* begin SUPPLIED MATERIAL *
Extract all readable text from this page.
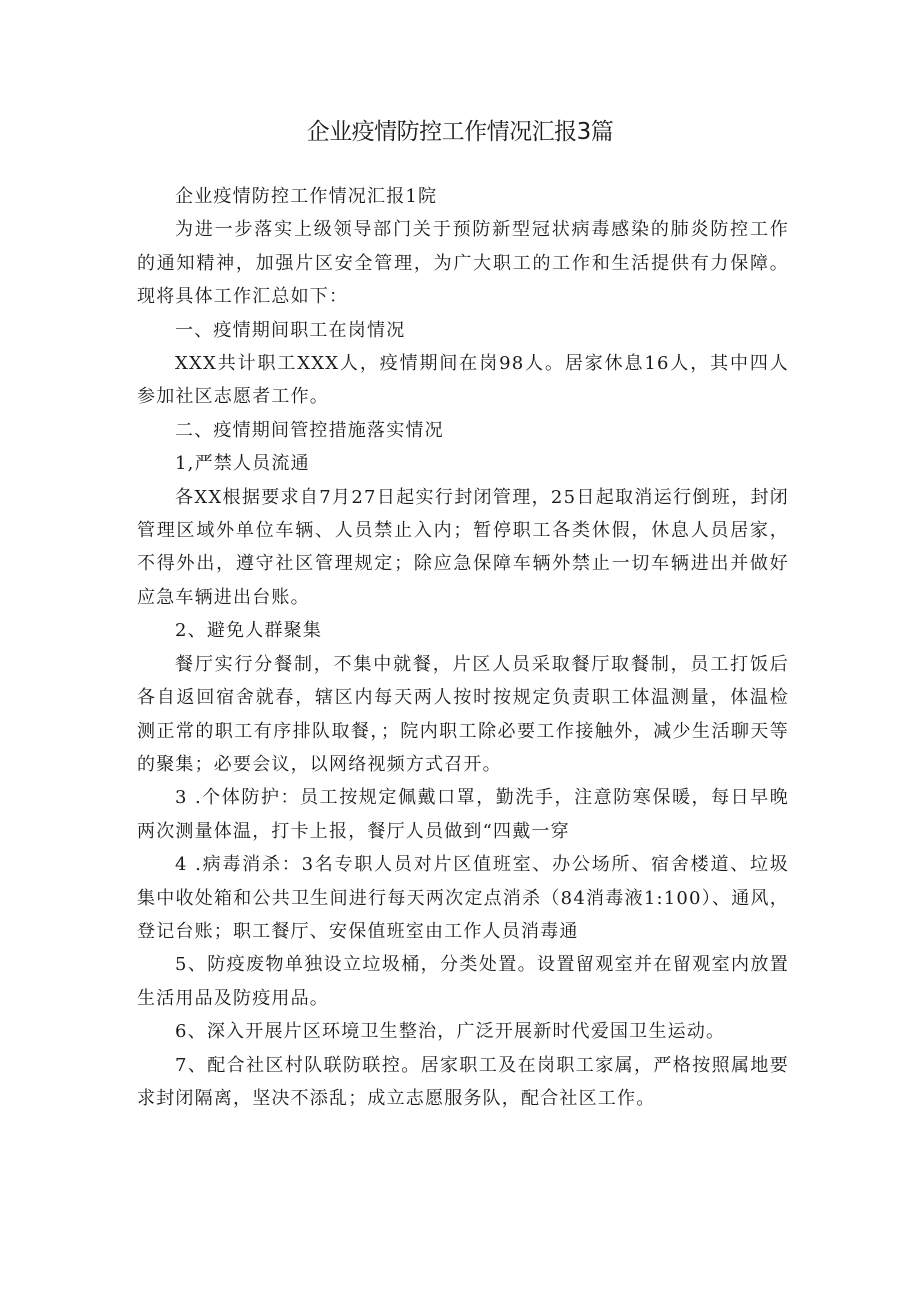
企业疫情防控工作情况汇报3篇

企业疫情防控工作情况汇报1院

为进一步落实上级领导部门关于预防新型冠状病毒感染的肺炎防控工作的通知精神，加强片区安全管理，为广大职工的工作和生活提供有力保障。现将具体工作汇总如下：

一、疫情期间职工在岗情况

XXX共计职工XXX人，疫情期间在岗98人。居家休息16人，其中四人参加社区志愿者工作。

二、疫情期间管控措施落实情况

1,严禁人员流通

各XX根据要求自7月27日起实行封闭管理，25日起取消运行倒班，封闭管理区域外单位车辆、人员禁止入内；暂停职工各类休假，休息人员居家，不得外出，遵守社区管理规定；除应急保障车辆外禁止一切车辆进出并做好应急车辆进出台账。

2、避免人群聚集

餐厅实行分餐制，不集中就餐，片区人员采取餐厅取餐制，员工打饭后各自返回宿舍就春，辖区内每天两人按时按规定负责职工体温测量，体温检测正常的职工有序排队取餐，；院内职工除必要工作接触外，减少生活聊天等的聚集；必要会议，以网络视频方式召开。

3 .个体防护：员工按规定佩戴口罩，勤洗手，注意防寒保暖，每日早晚两次测量体温，打卡上报，餐厅人员做到“四戴一穿

4 .病毒消杀：3名专职人员对片区值班室、办公场所、宿舍楼道、垃圾集中收处箱和公共卫生间进行每天两次定点消杀（84消毒液1:100）、通风，登记台账；职工餐厅、安保值班室由工作人员消毒通

5、防疫废物单独设立垃圾桶，分类处置。设置留观室并在留观室内放置生活用品及防疫用品。

6、深入开展片区环境卫生整治，广泛开展新时代爱国卫生运动。

7、配合社区村队联防联控。居家职工及在岗职工家属，严格按照属地要求封闭隔离，坚决不添乱；成立志愿服务队，配合社区工作。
* end SUPPLIED MATERIAL *
- [WHAT THIS TASK INVOLVES]
Each line in the records above should be reproduced exactly; images are not copied.

- [TASK ANSWER]
Extract all readable text from this page.
企业疫情防控工作情况汇报3篇

企业疫情防控工作情况汇报1院

为进一步落实上级领导部门关于预防新型冠状病毒感染的肺炎防控工作的通知精神，加强片区安全管理，为广大职工的工作和生活提供有力保障。现将具体工作汇总如下：

一、疫情期间职工在岗情况

XXX共计职工XXX人，疫情期间在岗98人。居家休息16人，其中四人参加社区志愿者工作。

二、疫情期间管控措施落实情况

1,严禁人员流通

各XX根据要求自7月27日起实行封闭管理，25日起取消运行倒班，封闭管理区域外单位车辆、人员禁止入内；暂停职工各类休假，休息人员居家，不得外出，遵守社区管理规定；除应急保障车辆外禁止一切车辆进出并做好应急车辆进出台账。

2、避免人群聚集

餐厅实行分餐制，不集中就餐，片区人员采取餐厅取餐制，员工打饭后各自返回宿舍就春，辖区内每天两人按时按规定负责职工体温测量，体温检测正常的职工有序排队取餐，；院内职工除必要工作接触外，减少生活聊天等的聚集；必要会议，以网络视频方式召开。

3 .个体防护：员工按规定佩戴口罩，勤洗手，注意防寒保暖，每日早晚两次测量体温，打卡上报，餐厅人员做到“四戴一穿

4 .病毒消杀：3名专职人员对片区值班室、办公场所、宿舍楼道、垃圾集中收处箱和公共卫生间进行每天两次定点消杀（84消毒液1:100）、通风，登记台账；职工餐厅、安保值班室由工作人员消毒通

5、防疫废物单独设立垃圾桶，分类处置。设置留观室并在留观室内放置生活用品及防疫用品。

6、深入开展片区环境卫生整治，广泛开展新时代爱国卫生运动。

7、配合社区村队联防联控。居家职工及在岗职工家属，严格按照属地要求封闭隔离，坚决不添乱；成立志愿服务队，配合社区工作。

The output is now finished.